* WHAT THE EXERCISE ASKS *
Look through the records below, count the lines with the word "остается", and reply with only the number.
>> Begin RECORDS PROVIDED
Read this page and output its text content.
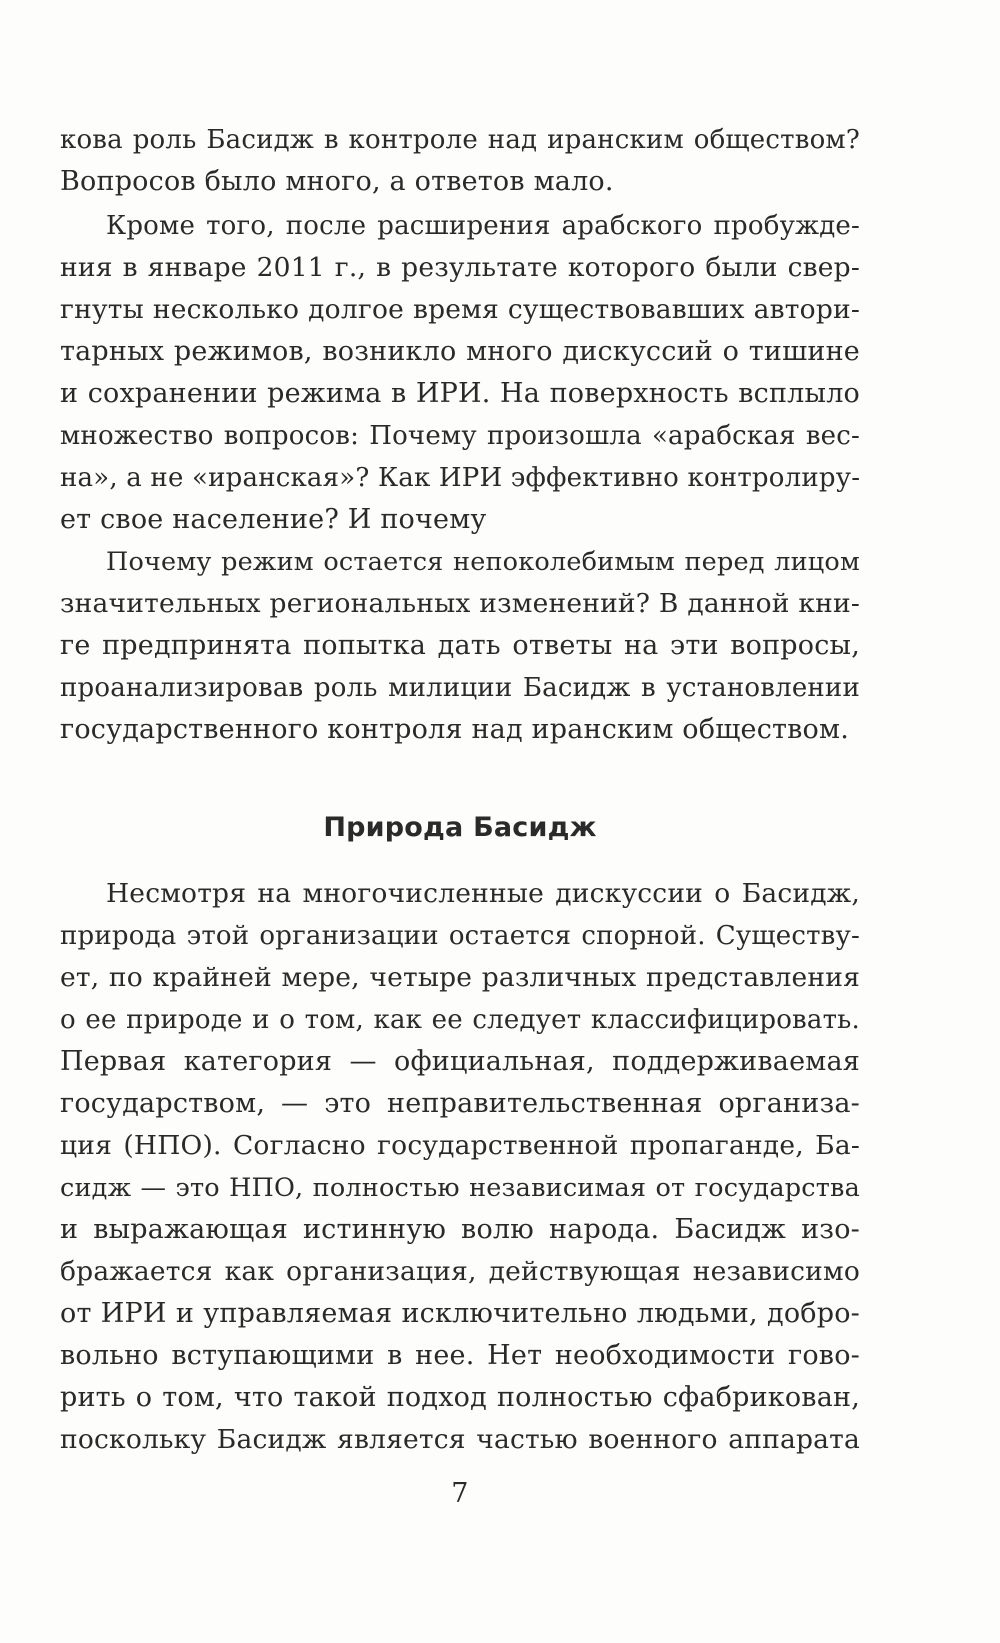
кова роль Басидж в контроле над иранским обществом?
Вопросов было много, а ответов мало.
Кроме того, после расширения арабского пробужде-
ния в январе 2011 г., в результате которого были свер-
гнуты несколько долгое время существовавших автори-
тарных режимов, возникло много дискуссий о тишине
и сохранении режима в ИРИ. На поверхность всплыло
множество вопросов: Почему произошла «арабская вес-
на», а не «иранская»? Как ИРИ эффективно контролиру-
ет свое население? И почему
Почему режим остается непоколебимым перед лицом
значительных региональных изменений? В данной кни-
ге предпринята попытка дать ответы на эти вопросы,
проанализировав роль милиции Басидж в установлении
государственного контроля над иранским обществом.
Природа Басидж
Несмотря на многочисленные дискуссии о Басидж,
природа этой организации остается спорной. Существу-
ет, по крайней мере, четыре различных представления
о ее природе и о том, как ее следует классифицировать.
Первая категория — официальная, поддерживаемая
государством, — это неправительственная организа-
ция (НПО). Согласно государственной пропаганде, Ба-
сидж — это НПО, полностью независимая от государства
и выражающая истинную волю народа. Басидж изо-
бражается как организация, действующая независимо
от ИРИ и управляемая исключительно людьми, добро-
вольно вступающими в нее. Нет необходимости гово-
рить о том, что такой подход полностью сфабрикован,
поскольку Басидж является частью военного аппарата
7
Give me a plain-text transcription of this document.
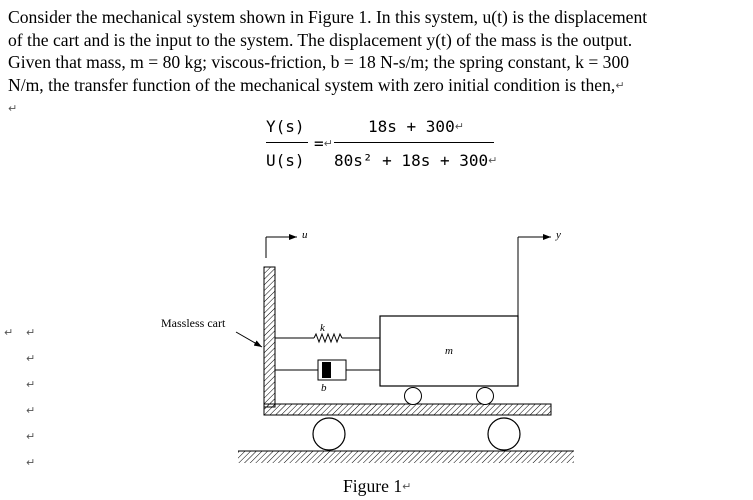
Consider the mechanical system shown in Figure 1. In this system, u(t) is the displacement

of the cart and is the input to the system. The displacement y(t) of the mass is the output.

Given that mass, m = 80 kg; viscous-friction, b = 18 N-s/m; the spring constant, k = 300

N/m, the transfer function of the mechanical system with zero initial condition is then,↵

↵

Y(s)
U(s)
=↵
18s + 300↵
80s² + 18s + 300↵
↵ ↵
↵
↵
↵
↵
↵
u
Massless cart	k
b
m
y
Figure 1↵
>> End RECORDS PROVIDED
* REPLY TO THE EXERCISE *
2